-- Begin --

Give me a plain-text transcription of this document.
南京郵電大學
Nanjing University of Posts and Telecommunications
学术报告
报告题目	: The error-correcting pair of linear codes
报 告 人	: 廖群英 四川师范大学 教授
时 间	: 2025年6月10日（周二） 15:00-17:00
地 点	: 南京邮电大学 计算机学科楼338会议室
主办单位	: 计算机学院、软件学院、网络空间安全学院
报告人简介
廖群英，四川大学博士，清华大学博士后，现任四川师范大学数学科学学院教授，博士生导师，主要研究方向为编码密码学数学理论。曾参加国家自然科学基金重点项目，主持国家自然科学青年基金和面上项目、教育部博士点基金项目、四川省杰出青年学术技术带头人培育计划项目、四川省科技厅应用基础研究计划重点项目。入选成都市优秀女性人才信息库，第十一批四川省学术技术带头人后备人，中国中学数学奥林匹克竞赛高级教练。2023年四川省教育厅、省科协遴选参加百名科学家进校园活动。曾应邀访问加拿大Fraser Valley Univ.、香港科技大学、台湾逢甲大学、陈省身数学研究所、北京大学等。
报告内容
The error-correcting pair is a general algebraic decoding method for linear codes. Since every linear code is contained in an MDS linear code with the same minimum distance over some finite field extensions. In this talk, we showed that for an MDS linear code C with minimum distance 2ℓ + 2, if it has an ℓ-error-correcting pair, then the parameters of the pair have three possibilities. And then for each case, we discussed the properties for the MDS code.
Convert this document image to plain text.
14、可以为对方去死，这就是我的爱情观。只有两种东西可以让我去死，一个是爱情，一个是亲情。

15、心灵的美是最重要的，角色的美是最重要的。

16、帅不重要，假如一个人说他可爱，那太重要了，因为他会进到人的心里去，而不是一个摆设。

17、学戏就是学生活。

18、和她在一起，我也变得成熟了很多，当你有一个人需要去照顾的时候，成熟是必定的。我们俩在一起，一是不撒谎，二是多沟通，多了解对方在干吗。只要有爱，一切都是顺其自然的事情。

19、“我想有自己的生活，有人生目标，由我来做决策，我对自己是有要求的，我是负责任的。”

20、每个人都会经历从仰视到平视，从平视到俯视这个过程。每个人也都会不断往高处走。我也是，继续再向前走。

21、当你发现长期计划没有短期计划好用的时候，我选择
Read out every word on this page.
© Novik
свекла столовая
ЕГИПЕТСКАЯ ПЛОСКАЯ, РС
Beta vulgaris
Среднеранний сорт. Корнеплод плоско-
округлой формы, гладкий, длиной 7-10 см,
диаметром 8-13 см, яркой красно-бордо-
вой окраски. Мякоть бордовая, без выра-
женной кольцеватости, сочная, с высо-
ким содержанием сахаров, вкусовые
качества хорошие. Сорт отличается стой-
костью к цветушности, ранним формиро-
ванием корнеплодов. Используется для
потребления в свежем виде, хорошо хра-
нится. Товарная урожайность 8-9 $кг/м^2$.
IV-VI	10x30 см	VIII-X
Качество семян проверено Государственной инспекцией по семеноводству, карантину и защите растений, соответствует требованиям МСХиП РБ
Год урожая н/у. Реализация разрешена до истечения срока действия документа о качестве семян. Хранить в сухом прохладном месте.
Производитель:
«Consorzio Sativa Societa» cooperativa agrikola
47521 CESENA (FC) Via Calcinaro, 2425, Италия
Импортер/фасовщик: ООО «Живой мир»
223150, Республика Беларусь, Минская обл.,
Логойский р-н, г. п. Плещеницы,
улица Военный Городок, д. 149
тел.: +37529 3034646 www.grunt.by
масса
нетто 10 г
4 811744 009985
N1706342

-- End --

● **REQUIREMENTS**
Copy each record from above exactly, and include every line.

● **EXERCISE RESPONSE**
Give me a plain-text transcription of this document.
南京郵電大學
Nanjing University of Posts and Telecommunications
学术报告
报告题目	: The error-correcting pair of linear codes
报 告 人	: 廖群英 四川师范大学 教授
时 间	: 2025年6月10日（周二） 15:00-17:00
地 点	: 南京邮电大学 计算机学科楼338会议室
主办单位	: 计算机学院、软件学院、网络空间安全学院
报告人简介
廖群英，四川大学博士，清华大学博士后，现任四川师范大学数学科学学院教授，博士生导师，主要研究方向为编码密码学数学理论。曾参加国家自然科学基金重点项目，主持国家自然科学青年基金和面上项目、教育部博士点基金项目、四川省杰出青年学术技术带头人培育计划项目、四川省科技厅应用基础研究计划重点项目。入选成都市优秀女性人才信息库，第十一批四川省学术技术带头人后备人，中国中学数学奥林匹克竞赛高级教练。2023年四川省教育厅、省科协遴选参加百名科学家进校园活动。曾应邀访问加拿大Fraser Valley Univ.、香港科技大学、台湾逢甲大学、陈省身数学研究所、北京大学等。
报告内容
The error-correcting pair is a general algebraic decoding method for linear codes. Since every linear code is contained in an MDS linear code with the same minimum distance over some finite field extensions. In this talk, we showed that for an MDS linear code C with minimum distance 2ℓ + 2, if it has an ℓ-error-correcting pair, then the parameters of the pair have three possibilities. And then for each case, we discussed the properties for the MDS code.
Convert this document image to plain text.
14、可以为对方去死，这就是我的爱情观。只有两种东西可以让我去死，一个是爱情，一个是亲情。

15、心灵的美是最重要的，角色的美是最重要的。

16、帅不重要，假如一个人说他可爱，那太重要了，因为他会进到人的心里去，而不是一个摆设。

17、学戏就是学生活。

18、和她在一起，我也变得成熟了很多，当你有一个人需要去照顾的时候，成熟是必定的。我们俩在一起，一是不撒谎，二是多沟通，多了解对方在干吗。只要有爱，一切都是顺其自然的事情。

19、“我想有自己的生活，有人生目标，由我来做决策，我对自己是有要求的，我是负责任的。”

20、每个人都会经历从仰视到平视，从平视到俯视这个过程。每个人也都会不断往高处走。我也是，继续再向前走。

21、当你发现长期计划没有短期计划好用的时候，我选择
Read out every word on this page.
© Novik
свекла столовая
ЕГИПЕТСКАЯ ПЛОСКАЯ, РС
Beta vulgaris
Среднеранний сорт. Корнеплод плоско-
округлой формы, гладкий, длиной 7-10 см,
диаметром 8-13 см, яркой красно-бордо-
вой окраски. Мякоть бордовая, без выра-
женной кольцеватости, сочная, с высо-
ким содержанием сахаров, вкусовые
качества хорошие. Сорт отличается стой-
костью к цветушности, ранним формиро-
ванием корнеплодов. Используется для
потребления в свежем виде, хорошо хра-
нится. Товарная урожайность 8-9 $кг/м^2$.
IV-VI	10x30 см	VIII-X
Качество семян проверено Государственной инспекцией по семеноводству, карантину и защите растений, соответствует требованиям МСХиП РБ
Год урожая н/у. Реализация разрешена до истечения срока действия документа о качестве семян. Хранить в сухом прохладном месте.
Производитель:
«Consorzio Sativa Societa» cooperativa agrikola
47521 CESENA (FC) Via Calcinaro, 2425, Италия
Импортер/фасовщик: ООО «Живой мир»
223150, Республика Беларусь, Минская обл.,
Логойский р-н, г. п. Плещеницы,
улица Военный Городок, д. 149
тел.: +37529 3034646 www.grunt.by
масса
нетто 10 г
4 811744 009985
N1706342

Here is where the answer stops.